WHAT THE TASK ASKS |
Note each line that includes the word "待凝胶色谱净化". Copy those lines.

PROVIDED RECORDS |
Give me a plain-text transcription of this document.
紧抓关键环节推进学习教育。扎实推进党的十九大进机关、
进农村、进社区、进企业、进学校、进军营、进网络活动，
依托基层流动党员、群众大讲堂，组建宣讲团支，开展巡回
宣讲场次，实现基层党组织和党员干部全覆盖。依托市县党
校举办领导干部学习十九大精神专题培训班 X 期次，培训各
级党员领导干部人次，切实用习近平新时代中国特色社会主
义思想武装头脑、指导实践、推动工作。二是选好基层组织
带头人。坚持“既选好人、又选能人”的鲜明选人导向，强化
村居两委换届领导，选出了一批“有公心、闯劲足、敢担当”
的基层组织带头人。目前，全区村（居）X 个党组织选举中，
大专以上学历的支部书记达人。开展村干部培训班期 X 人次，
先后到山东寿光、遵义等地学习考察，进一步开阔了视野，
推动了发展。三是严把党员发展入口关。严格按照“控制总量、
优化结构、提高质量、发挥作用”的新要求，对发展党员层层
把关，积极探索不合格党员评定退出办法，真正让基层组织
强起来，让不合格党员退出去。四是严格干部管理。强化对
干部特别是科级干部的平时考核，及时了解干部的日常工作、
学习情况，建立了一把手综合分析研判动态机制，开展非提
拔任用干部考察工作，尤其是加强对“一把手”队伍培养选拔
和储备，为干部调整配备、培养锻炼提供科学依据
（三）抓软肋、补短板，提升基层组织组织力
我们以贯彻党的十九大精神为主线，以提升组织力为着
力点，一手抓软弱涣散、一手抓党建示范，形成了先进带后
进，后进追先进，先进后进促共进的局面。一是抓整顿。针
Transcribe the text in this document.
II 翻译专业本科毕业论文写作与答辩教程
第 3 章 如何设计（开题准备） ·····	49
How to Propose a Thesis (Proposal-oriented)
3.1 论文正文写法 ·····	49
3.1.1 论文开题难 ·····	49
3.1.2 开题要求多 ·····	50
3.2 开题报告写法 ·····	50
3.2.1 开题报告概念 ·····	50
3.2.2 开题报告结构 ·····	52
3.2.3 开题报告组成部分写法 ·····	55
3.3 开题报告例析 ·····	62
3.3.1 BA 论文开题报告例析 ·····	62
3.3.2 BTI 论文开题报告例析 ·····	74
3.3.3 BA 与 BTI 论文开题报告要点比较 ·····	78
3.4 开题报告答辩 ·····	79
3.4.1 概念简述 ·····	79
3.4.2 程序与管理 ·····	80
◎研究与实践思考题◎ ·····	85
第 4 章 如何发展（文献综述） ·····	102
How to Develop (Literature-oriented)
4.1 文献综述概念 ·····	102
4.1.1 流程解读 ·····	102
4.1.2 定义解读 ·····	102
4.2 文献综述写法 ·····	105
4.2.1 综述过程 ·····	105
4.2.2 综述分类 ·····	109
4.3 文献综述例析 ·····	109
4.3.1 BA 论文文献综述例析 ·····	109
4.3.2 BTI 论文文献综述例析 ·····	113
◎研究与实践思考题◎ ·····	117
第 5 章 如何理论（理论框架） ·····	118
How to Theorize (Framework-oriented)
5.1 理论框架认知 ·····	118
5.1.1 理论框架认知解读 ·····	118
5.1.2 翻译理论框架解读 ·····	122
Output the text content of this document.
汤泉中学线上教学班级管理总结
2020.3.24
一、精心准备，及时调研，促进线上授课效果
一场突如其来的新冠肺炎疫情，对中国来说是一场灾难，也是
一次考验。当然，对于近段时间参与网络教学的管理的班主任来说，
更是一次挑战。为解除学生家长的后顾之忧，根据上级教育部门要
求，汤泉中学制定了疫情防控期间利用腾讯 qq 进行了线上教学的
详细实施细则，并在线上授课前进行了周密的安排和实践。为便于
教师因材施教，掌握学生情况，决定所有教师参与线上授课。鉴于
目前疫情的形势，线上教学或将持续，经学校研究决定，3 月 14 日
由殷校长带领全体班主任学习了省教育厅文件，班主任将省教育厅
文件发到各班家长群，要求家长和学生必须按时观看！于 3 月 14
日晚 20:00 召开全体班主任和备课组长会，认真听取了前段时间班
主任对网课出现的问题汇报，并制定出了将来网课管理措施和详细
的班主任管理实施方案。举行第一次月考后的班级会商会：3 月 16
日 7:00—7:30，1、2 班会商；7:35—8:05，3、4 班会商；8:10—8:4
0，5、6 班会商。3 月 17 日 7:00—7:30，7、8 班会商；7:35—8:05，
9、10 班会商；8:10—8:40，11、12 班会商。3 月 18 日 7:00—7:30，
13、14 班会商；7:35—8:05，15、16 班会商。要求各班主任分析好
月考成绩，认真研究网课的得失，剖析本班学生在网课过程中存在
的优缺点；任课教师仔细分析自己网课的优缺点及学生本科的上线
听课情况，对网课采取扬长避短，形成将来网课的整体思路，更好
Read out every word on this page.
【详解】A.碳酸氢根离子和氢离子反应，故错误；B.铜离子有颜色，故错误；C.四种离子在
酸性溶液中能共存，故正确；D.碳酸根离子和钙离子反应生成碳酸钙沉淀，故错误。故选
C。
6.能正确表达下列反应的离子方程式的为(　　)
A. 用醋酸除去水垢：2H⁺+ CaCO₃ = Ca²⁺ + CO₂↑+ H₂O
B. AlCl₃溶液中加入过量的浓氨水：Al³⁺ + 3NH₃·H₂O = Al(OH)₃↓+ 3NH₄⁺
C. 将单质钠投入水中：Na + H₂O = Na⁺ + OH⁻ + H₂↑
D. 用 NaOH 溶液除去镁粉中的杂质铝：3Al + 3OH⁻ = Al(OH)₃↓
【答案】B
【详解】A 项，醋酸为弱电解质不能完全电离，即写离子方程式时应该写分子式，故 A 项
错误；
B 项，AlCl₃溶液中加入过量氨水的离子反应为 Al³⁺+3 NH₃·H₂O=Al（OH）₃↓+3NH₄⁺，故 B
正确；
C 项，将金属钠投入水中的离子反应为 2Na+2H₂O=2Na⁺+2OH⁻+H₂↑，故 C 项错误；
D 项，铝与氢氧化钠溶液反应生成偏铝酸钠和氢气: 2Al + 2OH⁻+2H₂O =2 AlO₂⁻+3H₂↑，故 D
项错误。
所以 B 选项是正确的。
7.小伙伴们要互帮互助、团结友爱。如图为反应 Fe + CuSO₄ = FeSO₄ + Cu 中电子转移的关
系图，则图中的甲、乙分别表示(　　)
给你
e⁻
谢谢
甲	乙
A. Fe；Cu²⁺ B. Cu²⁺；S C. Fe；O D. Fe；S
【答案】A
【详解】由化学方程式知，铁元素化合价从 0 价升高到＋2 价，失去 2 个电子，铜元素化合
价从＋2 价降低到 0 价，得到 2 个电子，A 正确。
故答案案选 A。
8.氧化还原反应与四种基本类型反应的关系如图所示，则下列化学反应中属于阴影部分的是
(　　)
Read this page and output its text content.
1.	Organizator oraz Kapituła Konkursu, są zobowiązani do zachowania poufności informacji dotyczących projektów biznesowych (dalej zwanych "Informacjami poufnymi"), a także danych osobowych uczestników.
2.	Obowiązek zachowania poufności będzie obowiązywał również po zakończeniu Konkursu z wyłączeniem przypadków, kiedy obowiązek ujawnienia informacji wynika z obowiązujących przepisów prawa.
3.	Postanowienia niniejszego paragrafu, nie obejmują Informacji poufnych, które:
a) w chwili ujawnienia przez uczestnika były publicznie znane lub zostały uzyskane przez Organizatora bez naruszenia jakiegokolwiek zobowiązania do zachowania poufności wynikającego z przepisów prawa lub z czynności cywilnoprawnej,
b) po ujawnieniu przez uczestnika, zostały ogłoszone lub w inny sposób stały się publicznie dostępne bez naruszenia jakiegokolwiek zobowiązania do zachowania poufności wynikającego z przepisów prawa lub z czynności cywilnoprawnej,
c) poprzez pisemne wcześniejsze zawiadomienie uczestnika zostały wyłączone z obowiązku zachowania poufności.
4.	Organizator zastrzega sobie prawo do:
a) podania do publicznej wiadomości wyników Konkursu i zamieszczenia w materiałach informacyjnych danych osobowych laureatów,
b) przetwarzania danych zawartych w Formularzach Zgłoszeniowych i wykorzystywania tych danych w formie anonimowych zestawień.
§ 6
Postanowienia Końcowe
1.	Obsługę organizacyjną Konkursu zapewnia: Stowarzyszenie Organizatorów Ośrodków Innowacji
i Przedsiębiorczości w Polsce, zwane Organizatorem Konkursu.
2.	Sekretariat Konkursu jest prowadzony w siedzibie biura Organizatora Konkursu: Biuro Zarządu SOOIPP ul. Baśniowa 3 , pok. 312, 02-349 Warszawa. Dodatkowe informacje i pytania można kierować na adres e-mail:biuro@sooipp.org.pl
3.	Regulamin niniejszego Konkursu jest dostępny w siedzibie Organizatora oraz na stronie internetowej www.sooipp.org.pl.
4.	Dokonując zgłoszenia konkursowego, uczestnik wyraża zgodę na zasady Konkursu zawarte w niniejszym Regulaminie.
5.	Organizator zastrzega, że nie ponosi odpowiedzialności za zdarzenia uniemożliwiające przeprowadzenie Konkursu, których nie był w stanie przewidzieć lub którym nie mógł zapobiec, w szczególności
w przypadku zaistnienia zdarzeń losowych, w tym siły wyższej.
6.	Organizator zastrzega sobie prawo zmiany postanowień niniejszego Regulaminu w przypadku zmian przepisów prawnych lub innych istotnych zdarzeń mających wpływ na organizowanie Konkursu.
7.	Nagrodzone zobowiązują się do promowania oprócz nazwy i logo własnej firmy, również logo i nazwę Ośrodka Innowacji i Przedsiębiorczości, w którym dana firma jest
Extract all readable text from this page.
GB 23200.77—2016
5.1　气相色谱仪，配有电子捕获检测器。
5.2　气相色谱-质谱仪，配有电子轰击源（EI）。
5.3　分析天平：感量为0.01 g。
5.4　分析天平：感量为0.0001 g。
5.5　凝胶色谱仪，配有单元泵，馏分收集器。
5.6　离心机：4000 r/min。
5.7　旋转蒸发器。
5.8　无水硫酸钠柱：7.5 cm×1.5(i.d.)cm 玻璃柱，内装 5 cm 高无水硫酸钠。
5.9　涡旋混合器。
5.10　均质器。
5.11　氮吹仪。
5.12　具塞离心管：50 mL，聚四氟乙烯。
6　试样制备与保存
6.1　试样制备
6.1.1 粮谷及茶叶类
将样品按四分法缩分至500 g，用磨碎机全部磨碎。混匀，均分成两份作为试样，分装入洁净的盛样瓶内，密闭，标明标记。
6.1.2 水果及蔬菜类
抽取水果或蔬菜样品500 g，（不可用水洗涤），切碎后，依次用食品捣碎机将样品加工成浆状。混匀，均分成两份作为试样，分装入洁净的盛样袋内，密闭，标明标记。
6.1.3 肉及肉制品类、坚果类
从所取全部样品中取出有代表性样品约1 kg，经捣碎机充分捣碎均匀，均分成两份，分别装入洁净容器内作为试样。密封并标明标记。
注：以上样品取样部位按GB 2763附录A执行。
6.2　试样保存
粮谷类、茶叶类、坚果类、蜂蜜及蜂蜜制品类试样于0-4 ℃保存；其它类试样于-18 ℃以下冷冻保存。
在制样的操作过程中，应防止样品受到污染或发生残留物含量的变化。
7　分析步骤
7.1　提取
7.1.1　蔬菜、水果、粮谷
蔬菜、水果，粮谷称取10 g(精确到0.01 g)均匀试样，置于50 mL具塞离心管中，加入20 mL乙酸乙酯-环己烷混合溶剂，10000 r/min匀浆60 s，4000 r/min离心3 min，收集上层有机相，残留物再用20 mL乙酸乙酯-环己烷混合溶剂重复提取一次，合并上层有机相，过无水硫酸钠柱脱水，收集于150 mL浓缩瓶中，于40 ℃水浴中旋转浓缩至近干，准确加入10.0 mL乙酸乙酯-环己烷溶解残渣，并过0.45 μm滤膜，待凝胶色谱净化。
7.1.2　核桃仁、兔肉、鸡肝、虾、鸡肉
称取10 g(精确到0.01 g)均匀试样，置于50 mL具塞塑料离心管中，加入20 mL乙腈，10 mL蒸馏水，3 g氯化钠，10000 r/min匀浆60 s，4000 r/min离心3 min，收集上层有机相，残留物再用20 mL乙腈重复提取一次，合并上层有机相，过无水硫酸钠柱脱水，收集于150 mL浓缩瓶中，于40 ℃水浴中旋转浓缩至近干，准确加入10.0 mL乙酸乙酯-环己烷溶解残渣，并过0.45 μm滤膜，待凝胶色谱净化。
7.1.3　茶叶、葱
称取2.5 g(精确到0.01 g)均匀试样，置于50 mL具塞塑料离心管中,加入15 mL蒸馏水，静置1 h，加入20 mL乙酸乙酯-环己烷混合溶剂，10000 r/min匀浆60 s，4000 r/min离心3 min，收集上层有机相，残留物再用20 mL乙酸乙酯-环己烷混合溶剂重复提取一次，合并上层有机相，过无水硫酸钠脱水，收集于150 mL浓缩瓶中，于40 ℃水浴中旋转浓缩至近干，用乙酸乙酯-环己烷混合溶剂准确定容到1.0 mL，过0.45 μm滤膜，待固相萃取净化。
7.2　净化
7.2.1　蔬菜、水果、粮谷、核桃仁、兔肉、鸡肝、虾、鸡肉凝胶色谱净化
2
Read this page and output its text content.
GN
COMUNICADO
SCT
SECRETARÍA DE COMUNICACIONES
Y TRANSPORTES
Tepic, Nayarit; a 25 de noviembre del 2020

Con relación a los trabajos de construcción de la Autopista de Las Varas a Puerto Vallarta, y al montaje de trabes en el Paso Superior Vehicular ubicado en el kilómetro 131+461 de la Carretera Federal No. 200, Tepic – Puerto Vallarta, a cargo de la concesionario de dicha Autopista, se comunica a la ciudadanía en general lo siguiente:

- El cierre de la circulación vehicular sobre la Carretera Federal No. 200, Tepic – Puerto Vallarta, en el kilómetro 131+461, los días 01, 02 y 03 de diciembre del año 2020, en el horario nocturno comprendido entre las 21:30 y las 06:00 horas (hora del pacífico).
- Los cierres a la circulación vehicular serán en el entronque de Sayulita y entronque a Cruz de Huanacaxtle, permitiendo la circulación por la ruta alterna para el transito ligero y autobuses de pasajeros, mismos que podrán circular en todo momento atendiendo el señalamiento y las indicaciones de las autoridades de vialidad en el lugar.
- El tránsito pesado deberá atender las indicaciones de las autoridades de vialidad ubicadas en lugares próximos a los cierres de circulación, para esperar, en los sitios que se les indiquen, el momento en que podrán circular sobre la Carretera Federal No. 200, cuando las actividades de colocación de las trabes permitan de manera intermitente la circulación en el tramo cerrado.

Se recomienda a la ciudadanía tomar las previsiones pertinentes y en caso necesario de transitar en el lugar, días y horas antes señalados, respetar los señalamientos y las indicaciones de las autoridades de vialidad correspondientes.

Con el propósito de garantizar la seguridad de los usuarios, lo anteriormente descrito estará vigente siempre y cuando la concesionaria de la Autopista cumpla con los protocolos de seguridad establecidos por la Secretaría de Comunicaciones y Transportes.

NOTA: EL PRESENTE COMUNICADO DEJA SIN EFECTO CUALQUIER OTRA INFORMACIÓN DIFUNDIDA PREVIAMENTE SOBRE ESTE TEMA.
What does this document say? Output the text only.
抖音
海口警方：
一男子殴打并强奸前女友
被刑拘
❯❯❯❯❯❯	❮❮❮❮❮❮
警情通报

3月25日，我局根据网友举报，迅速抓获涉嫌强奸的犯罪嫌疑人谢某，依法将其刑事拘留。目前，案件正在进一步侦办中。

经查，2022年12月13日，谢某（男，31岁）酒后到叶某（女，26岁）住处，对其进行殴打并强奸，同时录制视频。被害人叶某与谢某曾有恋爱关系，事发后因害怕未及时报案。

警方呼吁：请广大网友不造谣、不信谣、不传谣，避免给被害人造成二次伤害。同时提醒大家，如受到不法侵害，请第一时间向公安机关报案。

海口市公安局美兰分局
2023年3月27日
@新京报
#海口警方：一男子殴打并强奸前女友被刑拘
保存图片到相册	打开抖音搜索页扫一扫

RESULT OF THE EXERCISE |
蔬菜、水果，粮谷称取10 g(精确到0.01 g)均匀试样，置于50 mL具塞离心管中，加入20 mL乙酸乙酯-环己烷混合溶剂，10000 r/min匀浆60 s，4000 r/min离心3 min，收集上层有机相，残留物再用20 mL乙酸乙酯-环己烷混合溶剂重复提取一次，合并上层有机相，过无水硫酸钠柱脱水，收集于150 mL浓缩瓶中，于40 ℃水浴中旋转浓缩至近干，准确加入10.0 mL乙酸乙酯-环己烷溶解残渣，并过0.45 μm滤膜，待凝胶色谱净化。
称取10 g(精确到0.01 g)均匀试样，置于50 mL具塞塑料离心管中，加入20 mL乙腈，10 mL蒸馏水，3 g氯化钠，10000 r/min匀浆60 s，4000 r/min离心3 min，收集上层有机相，残留物再用20 mL乙腈重复提取一次，合并上层有机相，过无水硫酸钠柱脱水，收集于150 mL浓缩瓶中，于40 ℃水浴中旋转浓缩至近干，准确加入10.0 mL乙酸乙酯-环己烷溶解残渣，并过0.45 μm滤膜，待凝胶色谱净化。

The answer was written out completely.